Find every line with the word "System". Copy those lines.

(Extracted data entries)
◇ ◇ ◇ ◇ ◇

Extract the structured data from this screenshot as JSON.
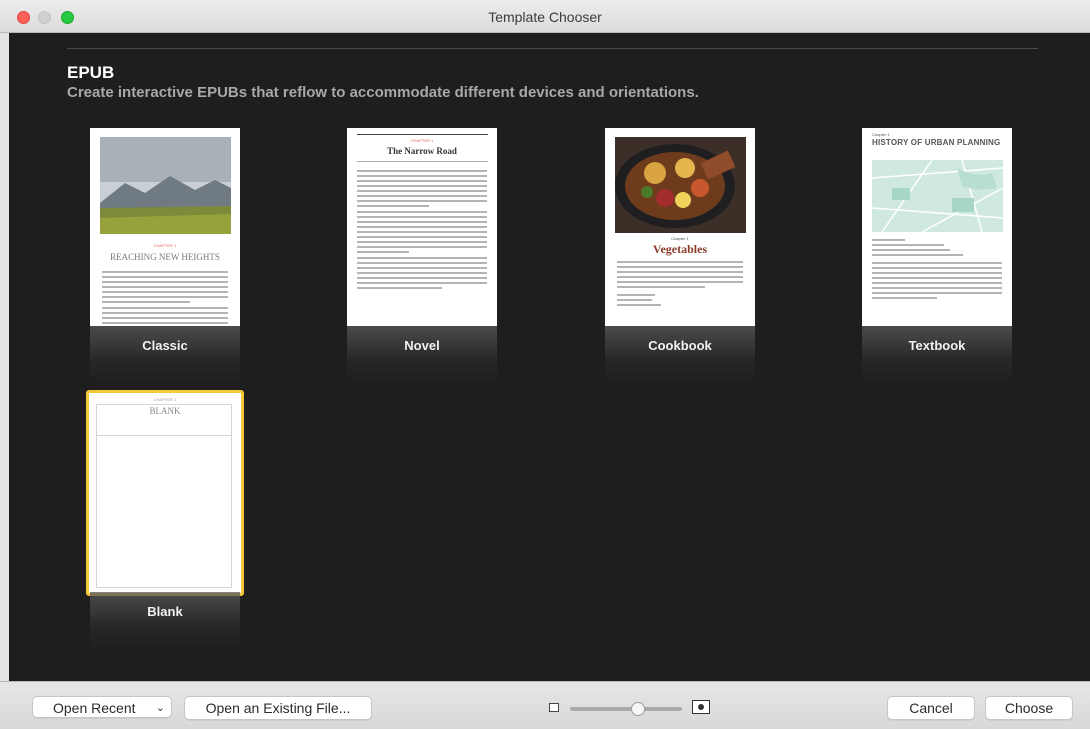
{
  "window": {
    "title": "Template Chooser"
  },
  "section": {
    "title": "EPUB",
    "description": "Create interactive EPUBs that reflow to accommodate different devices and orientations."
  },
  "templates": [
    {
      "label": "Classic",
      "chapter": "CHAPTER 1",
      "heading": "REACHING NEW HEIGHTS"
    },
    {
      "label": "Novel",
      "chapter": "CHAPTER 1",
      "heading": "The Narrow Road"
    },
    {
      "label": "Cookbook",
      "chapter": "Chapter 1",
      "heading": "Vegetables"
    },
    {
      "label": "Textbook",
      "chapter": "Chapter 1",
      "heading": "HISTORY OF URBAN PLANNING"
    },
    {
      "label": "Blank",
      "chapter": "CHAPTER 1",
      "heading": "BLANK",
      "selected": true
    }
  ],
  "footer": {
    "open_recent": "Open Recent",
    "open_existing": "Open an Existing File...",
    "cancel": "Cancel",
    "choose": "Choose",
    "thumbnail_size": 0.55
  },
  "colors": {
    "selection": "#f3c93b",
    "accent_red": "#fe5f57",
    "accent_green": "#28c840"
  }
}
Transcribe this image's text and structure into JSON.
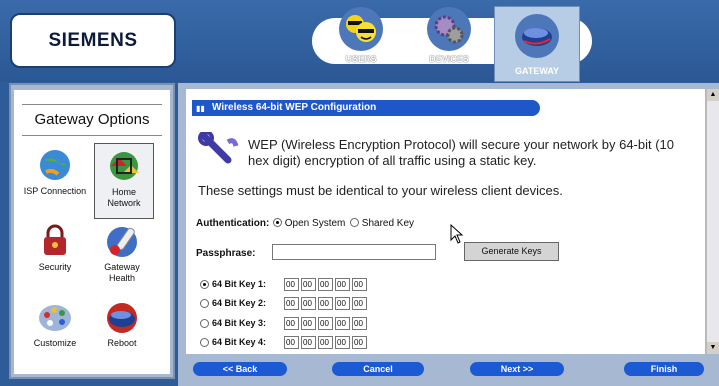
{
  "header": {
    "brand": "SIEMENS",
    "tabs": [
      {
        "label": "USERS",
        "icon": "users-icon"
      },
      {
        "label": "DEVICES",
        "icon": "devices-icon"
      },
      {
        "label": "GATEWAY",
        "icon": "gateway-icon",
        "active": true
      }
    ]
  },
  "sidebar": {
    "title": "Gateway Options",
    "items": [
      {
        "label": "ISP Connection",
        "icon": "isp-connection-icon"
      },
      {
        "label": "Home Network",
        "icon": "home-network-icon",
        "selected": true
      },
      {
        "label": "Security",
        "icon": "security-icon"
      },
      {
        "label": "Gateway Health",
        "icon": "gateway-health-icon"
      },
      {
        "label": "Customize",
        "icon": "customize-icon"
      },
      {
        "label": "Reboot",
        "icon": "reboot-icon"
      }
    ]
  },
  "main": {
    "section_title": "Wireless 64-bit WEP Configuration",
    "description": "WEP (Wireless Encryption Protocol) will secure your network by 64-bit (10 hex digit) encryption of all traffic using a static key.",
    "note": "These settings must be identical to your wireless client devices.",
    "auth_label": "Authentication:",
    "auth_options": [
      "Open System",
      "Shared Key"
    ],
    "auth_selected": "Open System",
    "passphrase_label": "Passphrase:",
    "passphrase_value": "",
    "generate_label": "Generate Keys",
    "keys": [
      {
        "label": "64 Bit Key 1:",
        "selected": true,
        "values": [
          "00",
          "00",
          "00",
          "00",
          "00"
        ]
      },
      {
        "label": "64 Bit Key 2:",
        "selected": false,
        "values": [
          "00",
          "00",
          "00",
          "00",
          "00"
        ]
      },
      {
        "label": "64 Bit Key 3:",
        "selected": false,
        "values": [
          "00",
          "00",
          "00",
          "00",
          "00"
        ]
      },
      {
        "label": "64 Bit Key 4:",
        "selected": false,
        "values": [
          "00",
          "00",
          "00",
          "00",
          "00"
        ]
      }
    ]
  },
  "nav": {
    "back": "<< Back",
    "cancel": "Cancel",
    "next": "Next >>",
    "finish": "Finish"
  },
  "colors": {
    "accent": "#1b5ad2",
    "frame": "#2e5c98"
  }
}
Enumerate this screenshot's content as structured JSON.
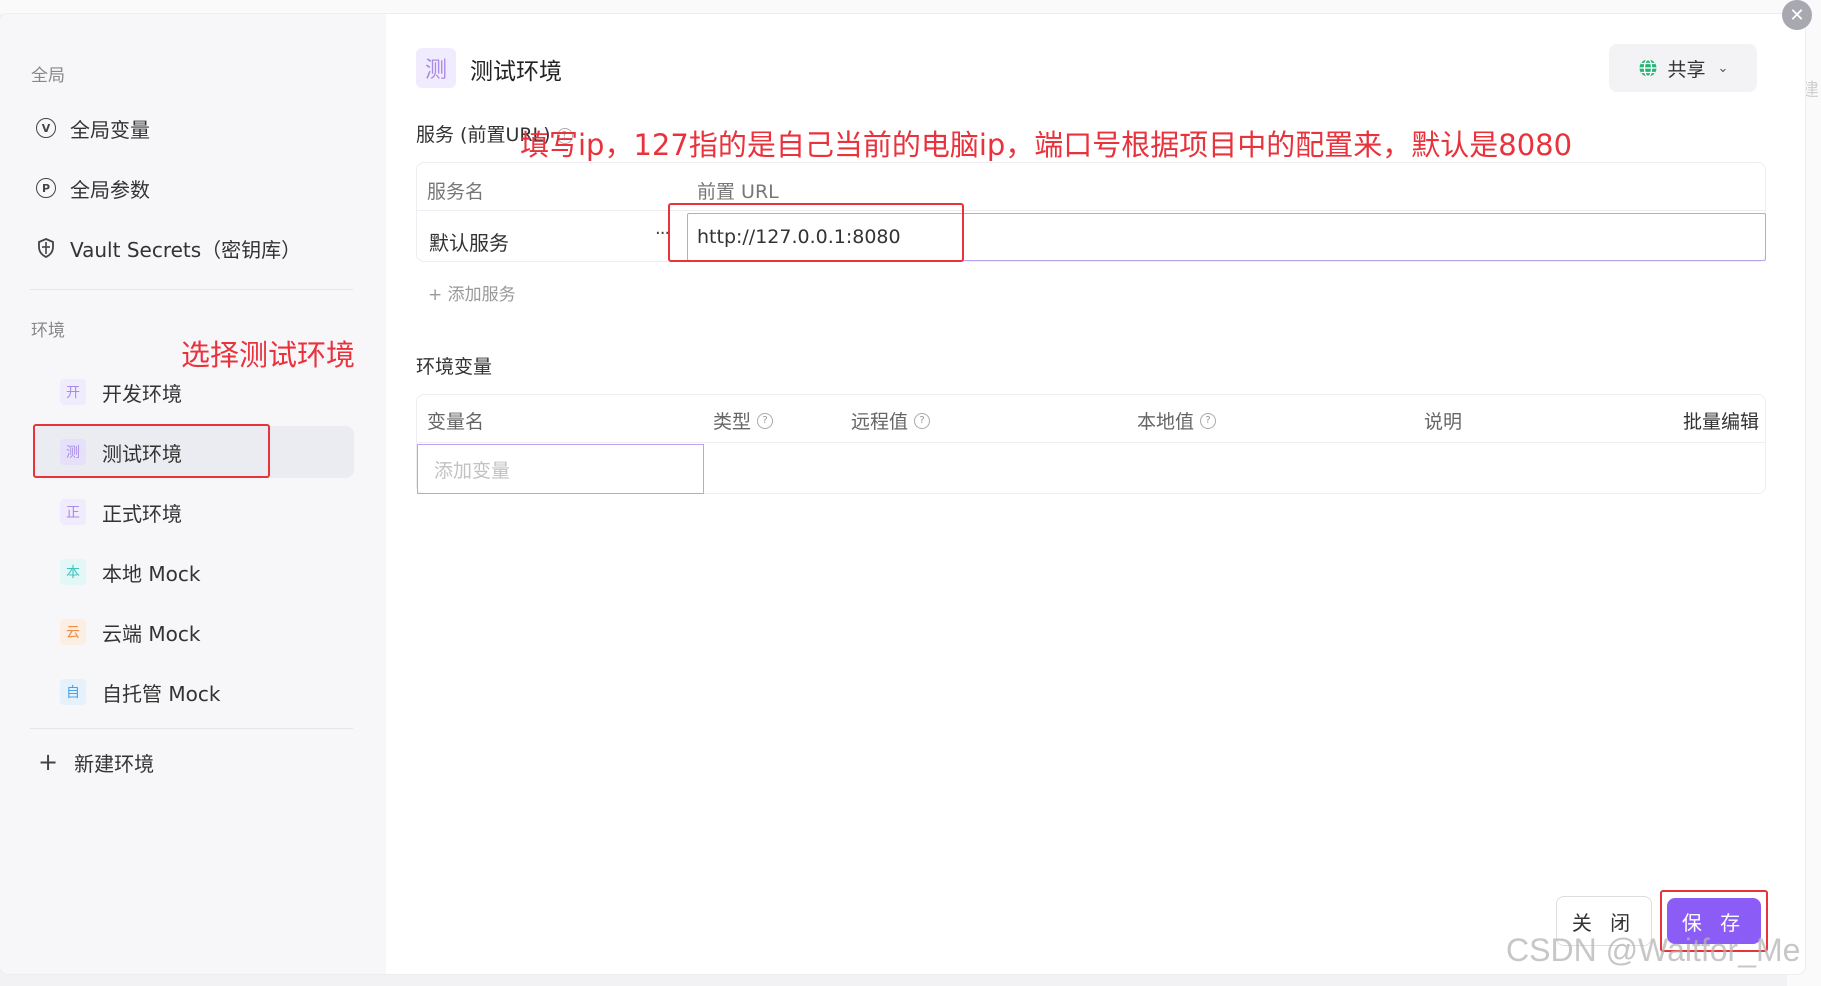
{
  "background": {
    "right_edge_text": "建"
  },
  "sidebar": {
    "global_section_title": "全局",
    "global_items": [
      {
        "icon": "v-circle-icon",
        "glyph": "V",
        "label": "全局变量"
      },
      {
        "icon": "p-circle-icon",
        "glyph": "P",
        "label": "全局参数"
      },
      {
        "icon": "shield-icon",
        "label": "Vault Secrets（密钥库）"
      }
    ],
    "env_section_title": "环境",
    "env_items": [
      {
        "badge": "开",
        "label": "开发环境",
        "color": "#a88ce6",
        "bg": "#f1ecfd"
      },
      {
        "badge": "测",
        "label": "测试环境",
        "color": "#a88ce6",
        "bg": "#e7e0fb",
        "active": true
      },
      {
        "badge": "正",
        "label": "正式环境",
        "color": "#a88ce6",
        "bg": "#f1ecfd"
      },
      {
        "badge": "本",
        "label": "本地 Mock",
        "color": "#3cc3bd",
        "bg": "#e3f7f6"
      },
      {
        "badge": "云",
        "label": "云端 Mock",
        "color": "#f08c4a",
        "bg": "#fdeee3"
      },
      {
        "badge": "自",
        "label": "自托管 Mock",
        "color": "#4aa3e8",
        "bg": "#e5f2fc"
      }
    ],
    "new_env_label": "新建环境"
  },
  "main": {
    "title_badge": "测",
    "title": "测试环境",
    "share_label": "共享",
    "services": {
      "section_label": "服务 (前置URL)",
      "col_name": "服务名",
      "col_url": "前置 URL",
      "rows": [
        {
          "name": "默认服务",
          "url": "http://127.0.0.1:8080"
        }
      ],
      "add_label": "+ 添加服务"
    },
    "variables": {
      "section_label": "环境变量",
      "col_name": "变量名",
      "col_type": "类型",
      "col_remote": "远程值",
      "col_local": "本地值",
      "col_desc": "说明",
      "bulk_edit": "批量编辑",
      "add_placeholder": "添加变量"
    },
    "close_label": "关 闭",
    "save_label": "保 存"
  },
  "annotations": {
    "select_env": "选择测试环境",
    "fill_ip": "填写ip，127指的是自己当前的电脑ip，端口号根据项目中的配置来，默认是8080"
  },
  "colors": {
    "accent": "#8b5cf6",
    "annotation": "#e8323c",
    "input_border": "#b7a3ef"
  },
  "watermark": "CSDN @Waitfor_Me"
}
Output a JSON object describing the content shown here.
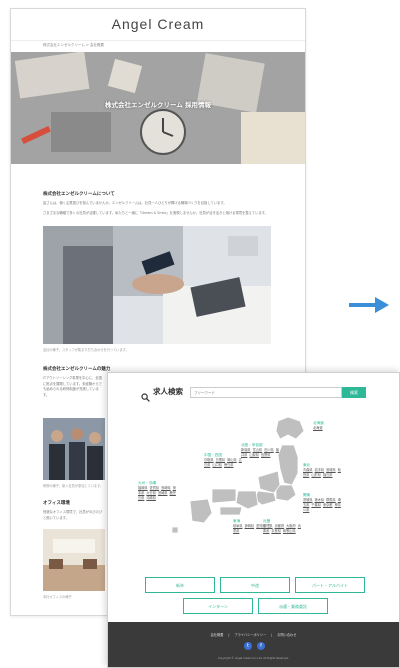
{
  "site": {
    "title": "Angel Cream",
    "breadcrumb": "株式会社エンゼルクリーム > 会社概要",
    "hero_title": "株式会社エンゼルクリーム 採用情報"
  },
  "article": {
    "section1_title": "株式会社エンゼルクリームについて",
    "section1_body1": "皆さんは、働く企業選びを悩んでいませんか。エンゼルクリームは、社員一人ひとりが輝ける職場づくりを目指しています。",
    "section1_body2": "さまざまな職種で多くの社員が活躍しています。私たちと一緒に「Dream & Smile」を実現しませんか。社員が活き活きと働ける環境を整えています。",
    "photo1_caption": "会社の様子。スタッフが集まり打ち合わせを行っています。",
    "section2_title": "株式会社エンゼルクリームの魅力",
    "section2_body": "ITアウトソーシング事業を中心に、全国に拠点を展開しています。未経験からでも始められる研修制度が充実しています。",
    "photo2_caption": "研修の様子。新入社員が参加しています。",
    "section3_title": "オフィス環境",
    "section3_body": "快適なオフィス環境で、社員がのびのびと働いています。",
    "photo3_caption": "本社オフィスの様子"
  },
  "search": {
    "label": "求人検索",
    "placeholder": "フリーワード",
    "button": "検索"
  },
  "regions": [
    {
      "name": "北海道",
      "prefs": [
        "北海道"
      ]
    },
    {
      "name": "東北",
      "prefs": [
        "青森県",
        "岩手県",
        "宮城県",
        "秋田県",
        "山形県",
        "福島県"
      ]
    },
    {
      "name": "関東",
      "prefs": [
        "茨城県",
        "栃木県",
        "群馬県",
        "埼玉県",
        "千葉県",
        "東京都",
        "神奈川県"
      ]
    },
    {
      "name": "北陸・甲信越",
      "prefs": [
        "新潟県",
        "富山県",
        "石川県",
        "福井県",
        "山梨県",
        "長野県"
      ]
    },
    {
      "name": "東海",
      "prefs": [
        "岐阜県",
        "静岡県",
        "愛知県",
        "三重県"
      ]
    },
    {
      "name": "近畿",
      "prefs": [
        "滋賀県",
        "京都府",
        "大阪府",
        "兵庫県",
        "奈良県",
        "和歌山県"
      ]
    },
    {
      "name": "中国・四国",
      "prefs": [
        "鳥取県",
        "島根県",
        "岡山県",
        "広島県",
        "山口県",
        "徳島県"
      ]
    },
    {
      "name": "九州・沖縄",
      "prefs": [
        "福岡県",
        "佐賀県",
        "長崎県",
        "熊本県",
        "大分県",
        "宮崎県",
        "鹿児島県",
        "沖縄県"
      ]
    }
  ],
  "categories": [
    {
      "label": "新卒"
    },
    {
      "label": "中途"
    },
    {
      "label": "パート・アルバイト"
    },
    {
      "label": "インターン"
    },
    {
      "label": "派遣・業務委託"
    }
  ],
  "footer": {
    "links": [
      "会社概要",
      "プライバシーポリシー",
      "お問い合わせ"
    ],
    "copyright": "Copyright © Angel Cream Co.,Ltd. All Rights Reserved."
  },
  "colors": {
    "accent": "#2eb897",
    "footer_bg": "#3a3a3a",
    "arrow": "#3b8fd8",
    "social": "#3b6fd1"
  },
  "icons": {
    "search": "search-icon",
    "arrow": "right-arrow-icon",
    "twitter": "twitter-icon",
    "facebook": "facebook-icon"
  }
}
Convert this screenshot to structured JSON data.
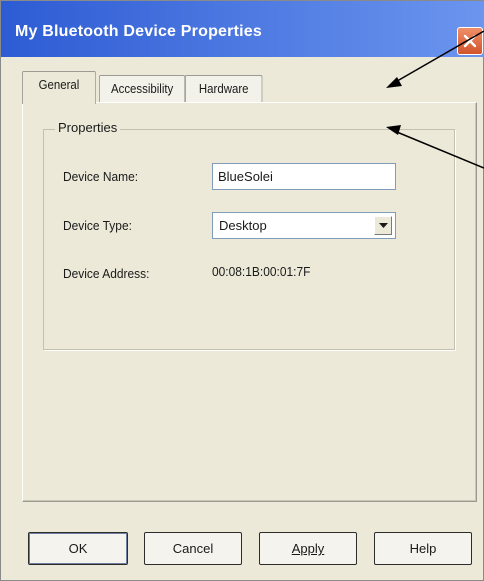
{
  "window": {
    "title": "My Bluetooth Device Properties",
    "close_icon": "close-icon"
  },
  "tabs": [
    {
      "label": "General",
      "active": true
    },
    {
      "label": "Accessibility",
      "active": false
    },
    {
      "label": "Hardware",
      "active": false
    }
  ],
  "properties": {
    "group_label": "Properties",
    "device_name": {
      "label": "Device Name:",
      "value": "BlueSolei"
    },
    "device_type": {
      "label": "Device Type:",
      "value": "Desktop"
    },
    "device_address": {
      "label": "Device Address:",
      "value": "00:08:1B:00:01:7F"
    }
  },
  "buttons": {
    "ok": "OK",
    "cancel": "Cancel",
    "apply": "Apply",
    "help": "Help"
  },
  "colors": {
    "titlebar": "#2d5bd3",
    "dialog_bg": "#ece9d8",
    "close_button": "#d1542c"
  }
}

◇ ◇ ◇ ◇ ◇

* [Correct answer]
      "Open System",
    "auth_selected": "Open System",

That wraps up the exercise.